The records below must be output exactly, without pictures.
====
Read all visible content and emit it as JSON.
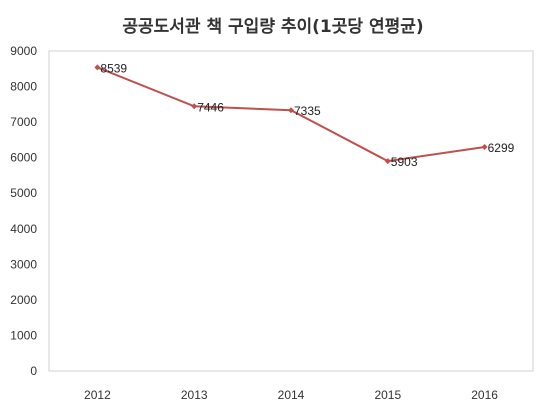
{
  "chart_data": {
    "type": "line",
    "title": "공공도서관 책 구입량 추이(1곳당 연평균)",
    "xlabel": "",
    "ylabel": "",
    "categories": [
      "2012",
      "2013",
      "2014",
      "2015",
      "2016"
    ],
    "series": [
      {
        "values": [
          8539,
          7446,
          7335,
          5903,
          6299
        ],
        "color": "#c0504d"
      }
    ],
    "ylim": [
      0,
      9000
    ],
    "yticks": [
      0,
      1000,
      2000,
      3000,
      4000,
      5000,
      6000,
      7000,
      8000,
      9000
    ],
    "grid": false,
    "legend": "none",
    "data_labels": true
  }
}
====
◆ **The response**:
Read all visible content and emit it as JSON.
{
  "chart_data": {
    "type": "line",
    "title": "공공도서관 책 구입량 추이(1곳당 연평균)",
    "xlabel": "",
    "ylabel": "",
    "categories": [
      "2012",
      "2013",
      "2014",
      "2015",
      "2016"
    ],
    "series": [
      {
        "values": [
          8539,
          7446,
          7335,
          5903,
          6299
        ],
        "color": "#c0504d"
      }
    ],
    "ylim": [
      0,
      9000
    ],
    "yticks": [
      0,
      1000,
      2000,
      3000,
      4000,
      5000,
      6000,
      7000,
      8000,
      9000
    ],
    "grid": false,
    "legend": "none",
    "data_labels": true
  }
}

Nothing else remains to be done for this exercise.